_本文抜粋_
中学2年の2学期。
埼玉県から岩手県に引っ越して、新しい中学校に転校した私は、バレーボール部に入った。
バレーボールが好きだったわけではなく、前の学校でもバレーボール部だったのと、なにかしらの部活に入るのが普通という空気感があったのでなんとなく入った。
あの悪夢のような出来事は、バレーボール大会の日に起きた。
顧問の先生が、2年生だった私を大会のコートに立たせてくれた。
そのとき、発作が起きた。
何の前兆もなかった。
意識が戻ったとき、私はコートに立ち尽くし、尿失禁していた。
周囲にいたチームメイトたちが、自分のタオルで私の足元を拭いてくれていた。
その光景だけが、頭の中に残っている。
その後の記憶はない。
ただ、その日のことが、私が病院に行くきっかけになった。

_データ_
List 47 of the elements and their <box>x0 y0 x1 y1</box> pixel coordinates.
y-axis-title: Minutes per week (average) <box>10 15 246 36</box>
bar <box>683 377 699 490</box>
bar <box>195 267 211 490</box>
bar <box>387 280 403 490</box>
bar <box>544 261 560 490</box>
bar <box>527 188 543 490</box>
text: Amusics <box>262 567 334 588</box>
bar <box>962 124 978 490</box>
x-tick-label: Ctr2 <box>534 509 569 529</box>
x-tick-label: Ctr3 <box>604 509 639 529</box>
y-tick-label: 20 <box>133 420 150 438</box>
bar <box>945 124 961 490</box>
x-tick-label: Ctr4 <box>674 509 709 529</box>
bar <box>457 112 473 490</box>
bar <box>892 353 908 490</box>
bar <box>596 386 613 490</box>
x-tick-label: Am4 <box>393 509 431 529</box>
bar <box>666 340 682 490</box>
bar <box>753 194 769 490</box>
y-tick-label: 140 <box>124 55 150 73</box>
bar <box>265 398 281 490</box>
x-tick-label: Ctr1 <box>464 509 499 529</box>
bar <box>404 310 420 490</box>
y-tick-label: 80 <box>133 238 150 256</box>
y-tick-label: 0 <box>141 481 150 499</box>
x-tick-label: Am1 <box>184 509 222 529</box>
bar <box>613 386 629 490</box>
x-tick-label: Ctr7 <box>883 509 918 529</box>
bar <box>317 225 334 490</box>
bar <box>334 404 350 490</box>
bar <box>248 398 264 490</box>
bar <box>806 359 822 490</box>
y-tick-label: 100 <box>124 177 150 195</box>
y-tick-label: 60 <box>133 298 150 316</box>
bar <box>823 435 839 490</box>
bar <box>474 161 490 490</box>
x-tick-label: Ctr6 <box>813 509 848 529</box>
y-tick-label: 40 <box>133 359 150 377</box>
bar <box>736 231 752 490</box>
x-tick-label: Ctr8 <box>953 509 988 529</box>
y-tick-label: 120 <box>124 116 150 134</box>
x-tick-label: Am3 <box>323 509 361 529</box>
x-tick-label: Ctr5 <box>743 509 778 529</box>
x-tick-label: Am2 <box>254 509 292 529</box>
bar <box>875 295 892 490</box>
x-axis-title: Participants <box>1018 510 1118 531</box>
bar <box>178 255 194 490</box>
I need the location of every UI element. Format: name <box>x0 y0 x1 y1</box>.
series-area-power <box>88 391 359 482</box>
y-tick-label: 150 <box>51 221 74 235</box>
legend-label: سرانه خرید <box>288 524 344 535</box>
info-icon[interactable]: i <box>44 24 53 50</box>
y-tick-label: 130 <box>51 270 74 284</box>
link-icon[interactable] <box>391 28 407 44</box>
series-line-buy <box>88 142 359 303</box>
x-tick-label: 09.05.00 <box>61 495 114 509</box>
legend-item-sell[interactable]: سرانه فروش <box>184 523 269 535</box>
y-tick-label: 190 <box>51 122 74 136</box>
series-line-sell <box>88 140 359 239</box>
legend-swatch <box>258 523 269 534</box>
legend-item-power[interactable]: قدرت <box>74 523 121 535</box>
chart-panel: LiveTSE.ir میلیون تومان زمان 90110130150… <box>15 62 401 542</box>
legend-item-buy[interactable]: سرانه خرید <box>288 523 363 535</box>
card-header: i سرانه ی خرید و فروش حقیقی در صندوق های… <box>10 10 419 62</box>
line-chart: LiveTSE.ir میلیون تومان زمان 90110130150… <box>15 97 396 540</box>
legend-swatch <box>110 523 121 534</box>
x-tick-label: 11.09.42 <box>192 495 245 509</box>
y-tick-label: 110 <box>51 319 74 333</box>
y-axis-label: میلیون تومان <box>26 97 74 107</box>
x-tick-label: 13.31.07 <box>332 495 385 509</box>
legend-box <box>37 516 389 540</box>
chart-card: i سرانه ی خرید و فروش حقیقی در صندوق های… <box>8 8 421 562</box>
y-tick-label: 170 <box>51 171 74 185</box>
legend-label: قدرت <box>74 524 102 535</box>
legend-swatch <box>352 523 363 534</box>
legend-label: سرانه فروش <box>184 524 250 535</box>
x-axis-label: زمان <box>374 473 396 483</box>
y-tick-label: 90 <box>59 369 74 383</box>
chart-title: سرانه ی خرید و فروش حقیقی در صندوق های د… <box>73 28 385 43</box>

_課題_
本文抜粋の「あの悪夢のような出来事は、バレーボール大会の日に起きた。」で始まり「ただ、その日のことが、私が病院に行くきっかけになった。」に至るまでの部分を、「チームメイト」を「部員」に改めて書き直してもらえますか？

_解答_
あの悪夢のような出来事は、バレーボール大会の日に起きた。
顧問の先生が、2年生だった私を大会のコートに立たせてくれた。
そのとき、発作が起きた。
何の前兆もなかった。
意識が戻ったとき、私はコートに立ち尽くし、尿失禁していた。
周囲にいた部員たちが、自分のタオルで私の足元を拭いてくれていた。
その光景だけが、頭の中に残っている。
その後の記憶はない。
ただ、その日のことが、私が病院に行くきっかけになった。